_SHORT EXERCISE_:
The entries below should be output exactly as written.
--- start PROVIDED RECORDS ---
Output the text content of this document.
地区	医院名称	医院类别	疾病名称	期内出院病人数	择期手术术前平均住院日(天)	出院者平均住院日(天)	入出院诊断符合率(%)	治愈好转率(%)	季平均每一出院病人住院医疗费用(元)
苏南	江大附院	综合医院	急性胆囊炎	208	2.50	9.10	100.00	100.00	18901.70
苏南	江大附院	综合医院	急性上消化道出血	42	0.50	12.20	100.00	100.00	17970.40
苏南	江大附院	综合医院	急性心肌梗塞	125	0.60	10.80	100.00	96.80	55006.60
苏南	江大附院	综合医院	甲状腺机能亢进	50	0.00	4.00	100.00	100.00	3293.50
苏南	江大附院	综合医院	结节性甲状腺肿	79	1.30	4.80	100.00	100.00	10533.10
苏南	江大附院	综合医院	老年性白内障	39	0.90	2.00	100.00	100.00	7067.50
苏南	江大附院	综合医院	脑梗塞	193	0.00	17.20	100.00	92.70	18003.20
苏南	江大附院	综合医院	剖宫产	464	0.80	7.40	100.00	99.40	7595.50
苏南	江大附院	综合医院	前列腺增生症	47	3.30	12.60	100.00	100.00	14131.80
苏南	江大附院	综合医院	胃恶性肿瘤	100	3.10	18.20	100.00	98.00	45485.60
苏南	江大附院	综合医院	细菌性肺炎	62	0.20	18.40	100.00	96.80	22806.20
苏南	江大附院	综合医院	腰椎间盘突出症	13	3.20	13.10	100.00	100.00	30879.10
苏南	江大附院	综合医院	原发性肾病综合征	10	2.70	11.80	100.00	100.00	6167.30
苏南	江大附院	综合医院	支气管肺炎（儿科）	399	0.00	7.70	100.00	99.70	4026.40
--- end PROVIDED RECORDS ---
_EXERCISE RESULT_:
Output the text content of this document.
地区	医院名称	医院类别	疾病名称	期内出院病人数	择期手术术前平均住院日(天)	出院者平均住院日(天)	入出院诊断符合率(%)	治愈好转率(%)	季平均每一出院病人住院医疗费用(元)
苏南	江大附院	综合医院	急性胆囊炎	208	2.50	9.10	100.00	100.00	18901.70
苏南	江大附院	综合医院	急性上消化道出血	42	0.50	12.20	100.00	100.00	17970.40
苏南	江大附院	综合医院	急性心肌梗塞	125	0.60	10.80	100.00	96.80	55006.60
苏南	江大附院	综合医院	甲状腺机能亢进	50	0.00	4.00	100.00	100.00	3293.50
苏南	江大附院	综合医院	结节性甲状腺肿	79	1.30	4.80	100.00	100.00	10533.10
苏南	江大附院	综合医院	老年性白内障	39	0.90	2.00	100.00	100.00	7067.50
苏南	江大附院	综合医院	脑梗塞	193	0.00	17.20	100.00	92.70	18003.20
苏南	江大附院	综合医院	剖宫产	464	0.80	7.40	100.00	99.40	7595.50
苏南	江大附院	综合医院	前列腺增生症	47	3.30	12.60	100.00	100.00	14131.80
苏南	江大附院	综合医院	胃恶性肿瘤	100	3.10	18.20	100.00	98.00	45485.60
苏南	江大附院	综合医院	细菌性肺炎	62	0.20	18.40	100.00	96.80	22806.20
苏南	江大附院	综合医院	腰椎间盘突出症	13	3.20	13.10	100.00	100.00	30879.10
苏南	江大附院	综合医院	原发性肾病综合征	10	2.70	11.80	100.00	100.00	6167.30
苏南	江大附院	综合医院	支气管肺炎（儿科）	399	0.00	7.70	100.00	99.70	4026.40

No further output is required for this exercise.